Reproduce each line bearing the word "XXIIe".

(Data records)
------------------------------------------------------------------------

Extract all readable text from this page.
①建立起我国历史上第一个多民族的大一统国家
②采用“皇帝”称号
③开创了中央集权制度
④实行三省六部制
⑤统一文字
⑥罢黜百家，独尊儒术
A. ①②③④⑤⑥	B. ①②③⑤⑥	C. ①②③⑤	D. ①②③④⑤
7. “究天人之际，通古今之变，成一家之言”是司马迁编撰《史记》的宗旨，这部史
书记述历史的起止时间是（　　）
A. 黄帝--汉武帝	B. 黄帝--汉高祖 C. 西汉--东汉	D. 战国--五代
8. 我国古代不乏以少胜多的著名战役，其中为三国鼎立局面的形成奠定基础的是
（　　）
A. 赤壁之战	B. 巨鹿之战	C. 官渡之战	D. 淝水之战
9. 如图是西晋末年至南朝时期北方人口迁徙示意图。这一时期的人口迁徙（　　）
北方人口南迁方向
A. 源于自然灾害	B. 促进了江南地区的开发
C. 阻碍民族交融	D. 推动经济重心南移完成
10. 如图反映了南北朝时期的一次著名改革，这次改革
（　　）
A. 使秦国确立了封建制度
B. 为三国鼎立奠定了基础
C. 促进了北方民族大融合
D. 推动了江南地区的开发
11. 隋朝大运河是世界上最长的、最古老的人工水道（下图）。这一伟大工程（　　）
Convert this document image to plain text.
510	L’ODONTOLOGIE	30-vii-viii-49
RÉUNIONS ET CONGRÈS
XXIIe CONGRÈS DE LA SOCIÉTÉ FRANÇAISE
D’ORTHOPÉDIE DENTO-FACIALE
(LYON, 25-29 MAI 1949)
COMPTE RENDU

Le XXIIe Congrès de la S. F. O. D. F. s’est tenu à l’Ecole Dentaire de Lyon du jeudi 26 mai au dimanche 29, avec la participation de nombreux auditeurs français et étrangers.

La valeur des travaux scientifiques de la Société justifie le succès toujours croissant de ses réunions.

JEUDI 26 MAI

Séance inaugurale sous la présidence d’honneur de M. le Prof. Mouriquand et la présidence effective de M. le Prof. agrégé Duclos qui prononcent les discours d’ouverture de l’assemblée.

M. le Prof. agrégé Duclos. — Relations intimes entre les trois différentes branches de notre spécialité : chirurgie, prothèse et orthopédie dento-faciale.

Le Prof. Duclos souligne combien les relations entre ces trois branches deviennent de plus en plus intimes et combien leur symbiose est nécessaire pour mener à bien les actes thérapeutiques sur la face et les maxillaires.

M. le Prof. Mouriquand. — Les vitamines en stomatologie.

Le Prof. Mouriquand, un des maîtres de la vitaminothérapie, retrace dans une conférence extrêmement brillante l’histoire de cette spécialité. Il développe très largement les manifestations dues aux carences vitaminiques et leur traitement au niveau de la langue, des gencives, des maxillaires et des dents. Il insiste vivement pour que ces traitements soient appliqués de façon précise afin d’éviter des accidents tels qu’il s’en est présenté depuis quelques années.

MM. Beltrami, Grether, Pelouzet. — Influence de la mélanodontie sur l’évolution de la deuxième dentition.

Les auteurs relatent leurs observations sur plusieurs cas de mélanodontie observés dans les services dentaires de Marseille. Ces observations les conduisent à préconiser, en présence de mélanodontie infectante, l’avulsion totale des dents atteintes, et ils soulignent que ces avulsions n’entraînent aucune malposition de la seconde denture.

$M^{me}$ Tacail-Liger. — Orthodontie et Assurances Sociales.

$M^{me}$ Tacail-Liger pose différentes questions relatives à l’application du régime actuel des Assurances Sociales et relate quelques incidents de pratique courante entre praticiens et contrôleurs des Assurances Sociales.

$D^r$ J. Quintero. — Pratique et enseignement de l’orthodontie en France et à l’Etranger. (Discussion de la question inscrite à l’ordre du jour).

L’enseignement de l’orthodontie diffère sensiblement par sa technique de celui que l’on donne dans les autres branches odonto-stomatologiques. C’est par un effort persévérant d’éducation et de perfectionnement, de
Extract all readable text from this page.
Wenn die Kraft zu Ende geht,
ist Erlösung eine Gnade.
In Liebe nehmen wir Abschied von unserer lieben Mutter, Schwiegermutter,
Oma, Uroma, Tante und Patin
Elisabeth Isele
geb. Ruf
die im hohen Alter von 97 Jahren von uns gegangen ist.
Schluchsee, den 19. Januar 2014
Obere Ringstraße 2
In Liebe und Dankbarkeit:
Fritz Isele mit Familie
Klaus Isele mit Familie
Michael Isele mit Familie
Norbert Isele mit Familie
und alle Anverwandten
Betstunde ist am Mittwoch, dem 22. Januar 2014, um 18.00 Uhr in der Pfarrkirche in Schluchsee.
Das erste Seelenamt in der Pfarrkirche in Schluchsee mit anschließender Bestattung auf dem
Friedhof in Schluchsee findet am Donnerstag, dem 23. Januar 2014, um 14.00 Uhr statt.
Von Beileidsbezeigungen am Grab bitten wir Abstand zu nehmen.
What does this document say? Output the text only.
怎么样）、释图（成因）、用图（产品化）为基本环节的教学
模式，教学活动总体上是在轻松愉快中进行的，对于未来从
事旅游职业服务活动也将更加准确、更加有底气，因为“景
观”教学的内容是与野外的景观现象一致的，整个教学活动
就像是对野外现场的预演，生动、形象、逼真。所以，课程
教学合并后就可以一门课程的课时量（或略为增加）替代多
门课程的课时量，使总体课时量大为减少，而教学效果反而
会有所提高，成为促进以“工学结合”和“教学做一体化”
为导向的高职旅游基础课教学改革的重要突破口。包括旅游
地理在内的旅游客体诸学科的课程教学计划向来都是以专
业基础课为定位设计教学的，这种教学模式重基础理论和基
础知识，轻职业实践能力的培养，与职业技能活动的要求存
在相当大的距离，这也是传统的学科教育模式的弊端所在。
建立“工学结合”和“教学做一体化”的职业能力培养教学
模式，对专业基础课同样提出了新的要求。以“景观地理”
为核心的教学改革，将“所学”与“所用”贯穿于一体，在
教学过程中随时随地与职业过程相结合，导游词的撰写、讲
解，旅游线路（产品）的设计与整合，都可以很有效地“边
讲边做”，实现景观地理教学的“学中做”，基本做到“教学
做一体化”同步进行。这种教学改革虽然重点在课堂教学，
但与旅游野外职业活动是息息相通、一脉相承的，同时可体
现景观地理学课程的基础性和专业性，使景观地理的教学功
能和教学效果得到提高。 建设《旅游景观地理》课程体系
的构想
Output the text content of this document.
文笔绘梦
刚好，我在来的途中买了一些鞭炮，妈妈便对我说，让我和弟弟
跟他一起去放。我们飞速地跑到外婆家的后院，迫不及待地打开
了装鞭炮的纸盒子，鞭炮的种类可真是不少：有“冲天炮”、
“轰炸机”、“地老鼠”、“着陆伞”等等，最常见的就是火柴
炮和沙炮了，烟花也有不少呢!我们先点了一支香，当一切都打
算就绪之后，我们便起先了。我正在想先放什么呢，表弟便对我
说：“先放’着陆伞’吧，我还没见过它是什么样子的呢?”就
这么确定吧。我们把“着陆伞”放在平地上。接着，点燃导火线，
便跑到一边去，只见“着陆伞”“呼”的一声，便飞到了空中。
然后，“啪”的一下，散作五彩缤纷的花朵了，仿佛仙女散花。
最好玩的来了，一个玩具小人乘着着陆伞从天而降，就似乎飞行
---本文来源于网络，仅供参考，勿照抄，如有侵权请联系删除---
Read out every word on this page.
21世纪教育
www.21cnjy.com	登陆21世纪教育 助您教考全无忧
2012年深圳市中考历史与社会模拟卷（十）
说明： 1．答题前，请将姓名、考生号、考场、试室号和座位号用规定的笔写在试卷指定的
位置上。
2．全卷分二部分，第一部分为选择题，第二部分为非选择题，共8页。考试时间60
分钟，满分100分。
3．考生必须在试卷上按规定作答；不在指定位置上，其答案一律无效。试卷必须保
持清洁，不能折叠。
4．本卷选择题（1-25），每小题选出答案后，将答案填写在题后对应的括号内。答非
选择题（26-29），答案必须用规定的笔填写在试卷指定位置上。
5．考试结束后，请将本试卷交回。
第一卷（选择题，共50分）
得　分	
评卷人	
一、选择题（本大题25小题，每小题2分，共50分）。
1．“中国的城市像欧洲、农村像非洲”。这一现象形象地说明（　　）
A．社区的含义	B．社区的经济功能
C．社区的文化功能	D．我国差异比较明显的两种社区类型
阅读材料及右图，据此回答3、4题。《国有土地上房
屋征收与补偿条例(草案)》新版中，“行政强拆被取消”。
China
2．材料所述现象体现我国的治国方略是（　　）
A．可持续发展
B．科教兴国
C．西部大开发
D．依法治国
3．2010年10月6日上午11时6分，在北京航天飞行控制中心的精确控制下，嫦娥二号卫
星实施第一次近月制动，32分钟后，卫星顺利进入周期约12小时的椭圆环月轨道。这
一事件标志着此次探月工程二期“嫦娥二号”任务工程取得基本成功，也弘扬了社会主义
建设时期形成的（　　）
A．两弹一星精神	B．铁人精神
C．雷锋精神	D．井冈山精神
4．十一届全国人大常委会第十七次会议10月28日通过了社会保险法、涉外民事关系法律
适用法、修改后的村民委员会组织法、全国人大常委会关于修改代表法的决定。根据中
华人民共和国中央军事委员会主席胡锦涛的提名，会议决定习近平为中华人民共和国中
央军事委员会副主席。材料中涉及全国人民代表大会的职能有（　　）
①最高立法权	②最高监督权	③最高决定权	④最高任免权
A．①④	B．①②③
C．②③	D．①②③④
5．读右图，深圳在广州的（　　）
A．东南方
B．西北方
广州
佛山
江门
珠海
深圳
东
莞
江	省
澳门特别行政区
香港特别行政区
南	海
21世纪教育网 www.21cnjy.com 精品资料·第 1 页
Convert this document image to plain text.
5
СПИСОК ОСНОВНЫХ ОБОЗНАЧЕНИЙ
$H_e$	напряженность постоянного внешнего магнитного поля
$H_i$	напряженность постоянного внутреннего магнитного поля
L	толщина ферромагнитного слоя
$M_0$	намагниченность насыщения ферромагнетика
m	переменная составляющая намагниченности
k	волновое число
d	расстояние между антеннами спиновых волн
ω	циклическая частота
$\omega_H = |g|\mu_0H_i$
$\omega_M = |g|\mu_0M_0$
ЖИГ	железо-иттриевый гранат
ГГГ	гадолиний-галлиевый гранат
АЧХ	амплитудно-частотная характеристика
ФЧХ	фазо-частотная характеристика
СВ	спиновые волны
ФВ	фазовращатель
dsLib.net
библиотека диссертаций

------------------------------------------------------------------------

**Task response**
XXIIe CONGRÈS DE LA SOCIÉTÉ FRANÇAISE
Le XXIIe Congrès de la S. F. O. D. F. s’est tenu à l’Ecole Dentaire de Lyon du jeudi 26 mai au dimanche 29, avec la participation de nombreux auditeurs français et étrangers.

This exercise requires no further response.